▶ [PROVIDED TEXT]:

Rent Free – A Martin Scorsese Story

It has been three years since the benign opinion heard around the world.

“I don’t see them. I tried, you know? But that’s not cinema. Honestly, the closest I can think of them, as well made as they are, with actors doing the best they can under the circumstances, is theme parks. It isn’t the cinema of human beings trying to convey emotional, psychological experiences to another human being.”

~ Martin Scorsese on the films of the Marvel Cinematic Universe

Marvel and its rambunctious online fanbase has been knocked out and down for the count ever since. Scorsese still owns so much real estate in their heads in 2022. Ever since these comments, they want to be taken seriously just as their movies continue to get worse and look like the worst amusement park in the area. Since that fateful day on October 4th, 2019, we have been blessed with many unhinged takes and think-pieces from Twitter users and professional columnists. I wanted to take valuable time to break down the summation of what we have been dealing with for three years. 

Introducing: “Martin Scorsese: rinse and repeat self-indulgence”, written by Sean Egan of The Critic.

“The result is a debasing of his talent: new Scorsese films are routinely an hour too long. The truth, though, is that his directorial talent has never been as great as occasional masterpieces like Goodfellas (1990) tricked us into believing it was.”

I don’t appreciate that someone like Sean Egan likes Goodfellas. This complaint is a broken record. Runtime, runtime, runtime. As James Cameorn said in a recent interview, go take a fucking piss if you have to. While almost every film released nowadays has a long runtime that is noticeable, Scorsese films are so tight and economical that you are just along for the ride.

Taxi Driver made Scorsese’s name in 1976, but lacks momentum or moral, relying for its gritty power on the shock value of Jodie Foster’s child-prostitute character and on it constituting by simple happenstance a snapshot of a Big Apple that then seemed on an unstoppable ride to dystopia.”

This feels like someone who didn’t watch Taxi Driver and instead went off of a Gen Z influencer’s ten tweet thread about the problematic nature of the film. If Travis Bickle’s arch isn’t an unstoppable ride to dystopia, then what is?

New York, New York (1977) is curiously soap opera-like if reasonably entertaining

This guy thinks Mean Streets is poorly directed but enjoys watching New York, New York, which I am fond of but is maybe his least enjoyable film to watch? I can’t help but admire Mr. Egan. His thoughts on Raging Bull are just more of the greatest hits. I’m sorry Jake LaMotta never puts down his gloves and says, “wait a second, your name is SUGAR RAY?!?!” like he’s Ant-Man. (Marvel has yet to get sick of that joke)

It turns out The King of Comedy, After Hours, and Goodfellas get the Egan stamp of approval, which again is concerning. They’re only three of my thirty favorite movies ever. After his 1990 masterpiece, however, it all goes downhill for Scorsese according to the writer who has Avengers: Endgame as his favorite film on Letterboxd.

▶ [YOUR INSTRUCTIONS]:
Answer these questions about the Scorsese piece:
1. What date does it give for the day of Scorsese's comments on Marvel films?
2. Who wrote "Martin Scorsese: rinse and repeat self-indulgence," and for which publication?
3. Which film does it say Egan lists as his favorite on Letterboxd?
The lines after this point come from a different source than the Scorsese piece.

▶ [COLLECTED DATA]:

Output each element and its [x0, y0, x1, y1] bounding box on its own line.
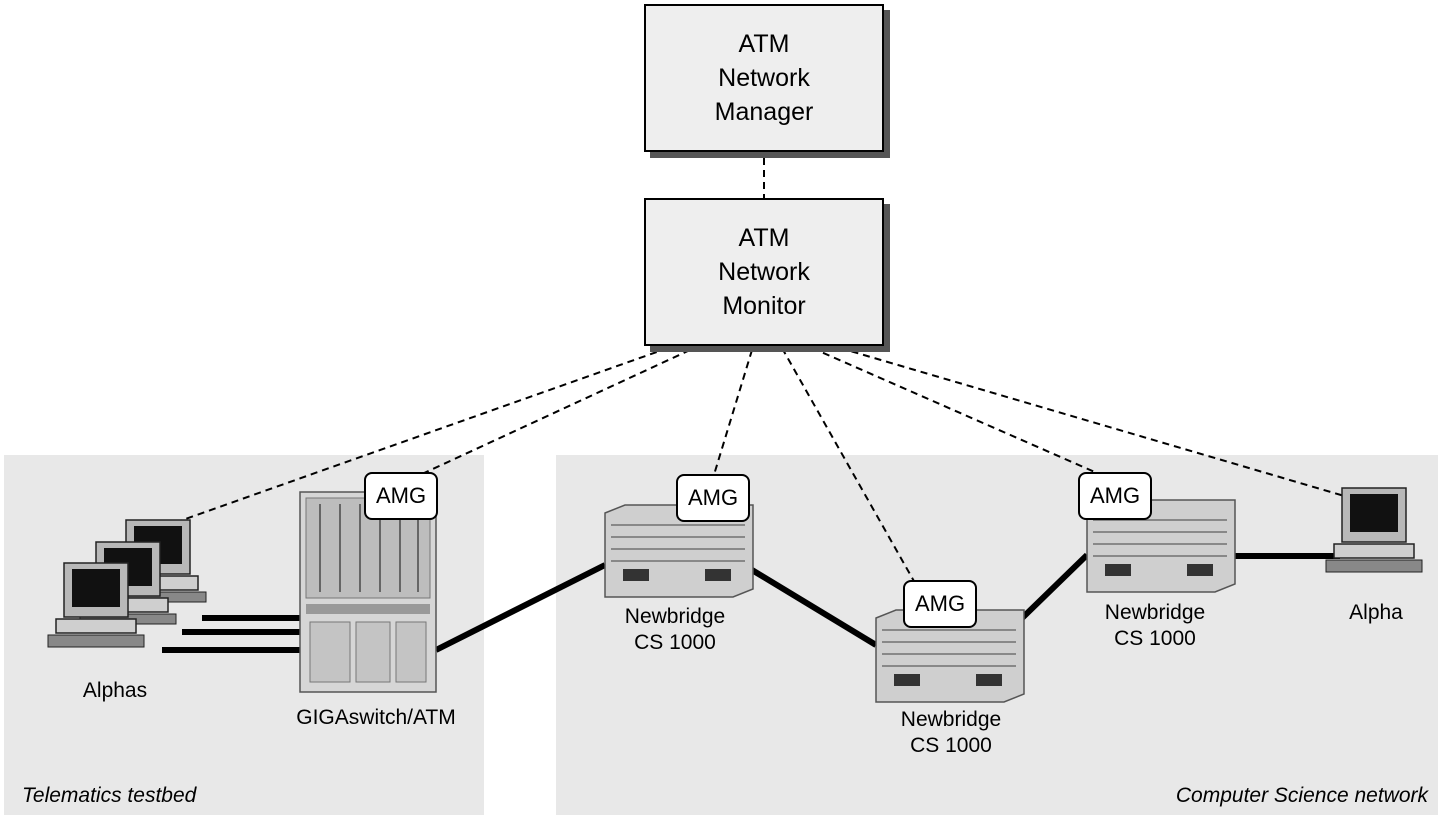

▶ [WRITTEN RESPONSE]:
1. October 4th, 2019
2. Sean Egan, for The Critic
3. Avengers: Endgame